▶ [WHAT TO DO]: What is the number of lines holding the word "this"? Give that number alone.

┌─ SOURCE DATA

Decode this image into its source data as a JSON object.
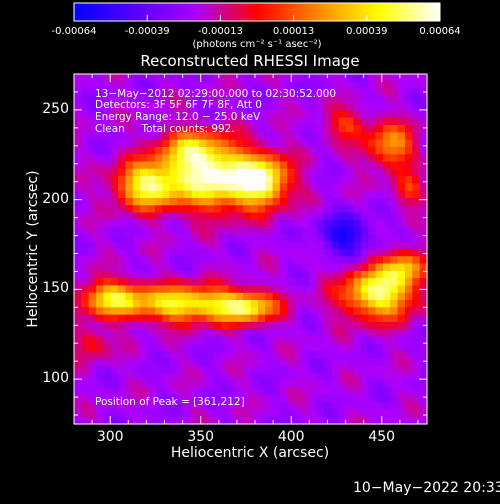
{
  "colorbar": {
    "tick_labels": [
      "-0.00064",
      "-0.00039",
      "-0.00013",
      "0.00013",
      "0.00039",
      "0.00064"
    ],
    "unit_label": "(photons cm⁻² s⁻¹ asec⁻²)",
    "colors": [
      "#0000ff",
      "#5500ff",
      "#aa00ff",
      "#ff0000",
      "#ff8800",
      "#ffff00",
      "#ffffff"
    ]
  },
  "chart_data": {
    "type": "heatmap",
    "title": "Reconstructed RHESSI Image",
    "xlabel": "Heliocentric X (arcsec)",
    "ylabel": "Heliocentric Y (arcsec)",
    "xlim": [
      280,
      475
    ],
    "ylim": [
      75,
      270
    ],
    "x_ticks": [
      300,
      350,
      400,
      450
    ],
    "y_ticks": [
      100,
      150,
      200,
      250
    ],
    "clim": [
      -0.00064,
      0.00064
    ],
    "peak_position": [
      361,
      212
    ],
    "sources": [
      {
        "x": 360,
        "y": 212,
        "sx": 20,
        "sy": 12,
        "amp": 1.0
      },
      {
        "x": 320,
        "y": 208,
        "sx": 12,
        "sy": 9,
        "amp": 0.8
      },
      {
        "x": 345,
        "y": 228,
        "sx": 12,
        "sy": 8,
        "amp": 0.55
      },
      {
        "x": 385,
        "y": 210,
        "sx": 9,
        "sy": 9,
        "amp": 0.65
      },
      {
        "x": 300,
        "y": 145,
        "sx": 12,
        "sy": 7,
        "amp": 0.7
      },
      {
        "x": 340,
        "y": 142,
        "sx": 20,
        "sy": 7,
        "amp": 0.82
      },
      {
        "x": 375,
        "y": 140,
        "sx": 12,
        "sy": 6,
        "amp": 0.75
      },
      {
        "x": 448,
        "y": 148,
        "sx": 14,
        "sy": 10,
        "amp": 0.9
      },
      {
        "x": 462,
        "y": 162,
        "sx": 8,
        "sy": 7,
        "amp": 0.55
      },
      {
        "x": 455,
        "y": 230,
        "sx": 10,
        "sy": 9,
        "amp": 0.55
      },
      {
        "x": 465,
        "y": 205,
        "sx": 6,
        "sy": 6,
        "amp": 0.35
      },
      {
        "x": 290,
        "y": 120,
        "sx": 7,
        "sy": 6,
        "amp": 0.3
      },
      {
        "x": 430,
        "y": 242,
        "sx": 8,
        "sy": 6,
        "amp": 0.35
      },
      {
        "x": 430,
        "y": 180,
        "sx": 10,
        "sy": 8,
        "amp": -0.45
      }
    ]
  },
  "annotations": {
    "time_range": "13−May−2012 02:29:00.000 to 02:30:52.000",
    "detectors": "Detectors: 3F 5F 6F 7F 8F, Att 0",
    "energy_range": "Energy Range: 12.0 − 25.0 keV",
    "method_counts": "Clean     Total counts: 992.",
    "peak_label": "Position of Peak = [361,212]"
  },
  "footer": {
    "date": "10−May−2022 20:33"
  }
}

└─
┌─ SOURCE DATA

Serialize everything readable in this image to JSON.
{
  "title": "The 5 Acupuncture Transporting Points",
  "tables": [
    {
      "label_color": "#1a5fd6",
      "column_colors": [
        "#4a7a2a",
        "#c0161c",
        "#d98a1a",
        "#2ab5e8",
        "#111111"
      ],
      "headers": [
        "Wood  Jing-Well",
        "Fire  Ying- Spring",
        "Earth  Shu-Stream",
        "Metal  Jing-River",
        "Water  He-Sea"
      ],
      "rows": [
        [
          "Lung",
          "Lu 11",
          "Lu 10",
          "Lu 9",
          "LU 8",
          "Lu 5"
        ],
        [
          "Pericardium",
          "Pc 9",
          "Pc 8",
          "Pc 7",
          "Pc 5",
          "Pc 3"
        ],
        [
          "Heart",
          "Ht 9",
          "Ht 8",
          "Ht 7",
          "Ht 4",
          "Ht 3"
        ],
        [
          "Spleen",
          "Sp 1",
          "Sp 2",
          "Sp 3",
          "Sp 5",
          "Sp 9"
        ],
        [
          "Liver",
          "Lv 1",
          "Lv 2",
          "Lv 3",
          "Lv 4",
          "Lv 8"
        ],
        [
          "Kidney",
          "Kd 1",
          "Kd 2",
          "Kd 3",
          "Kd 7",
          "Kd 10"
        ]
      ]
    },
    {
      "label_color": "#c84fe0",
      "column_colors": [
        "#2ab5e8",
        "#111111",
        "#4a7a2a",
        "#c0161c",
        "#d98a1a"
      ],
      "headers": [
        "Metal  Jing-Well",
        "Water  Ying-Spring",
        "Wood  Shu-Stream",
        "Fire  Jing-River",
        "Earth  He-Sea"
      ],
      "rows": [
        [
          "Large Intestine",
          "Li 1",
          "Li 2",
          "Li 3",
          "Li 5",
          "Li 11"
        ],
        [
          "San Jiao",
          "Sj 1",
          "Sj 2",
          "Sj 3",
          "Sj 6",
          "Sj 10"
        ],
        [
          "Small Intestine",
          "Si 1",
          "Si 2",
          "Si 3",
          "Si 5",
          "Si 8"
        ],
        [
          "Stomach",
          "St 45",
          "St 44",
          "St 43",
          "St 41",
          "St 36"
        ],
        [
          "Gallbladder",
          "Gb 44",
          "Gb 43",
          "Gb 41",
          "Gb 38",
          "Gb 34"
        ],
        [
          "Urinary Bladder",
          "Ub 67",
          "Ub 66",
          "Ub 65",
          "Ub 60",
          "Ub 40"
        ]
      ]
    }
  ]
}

└─

▶ [SOLVED PROBLEM]: 2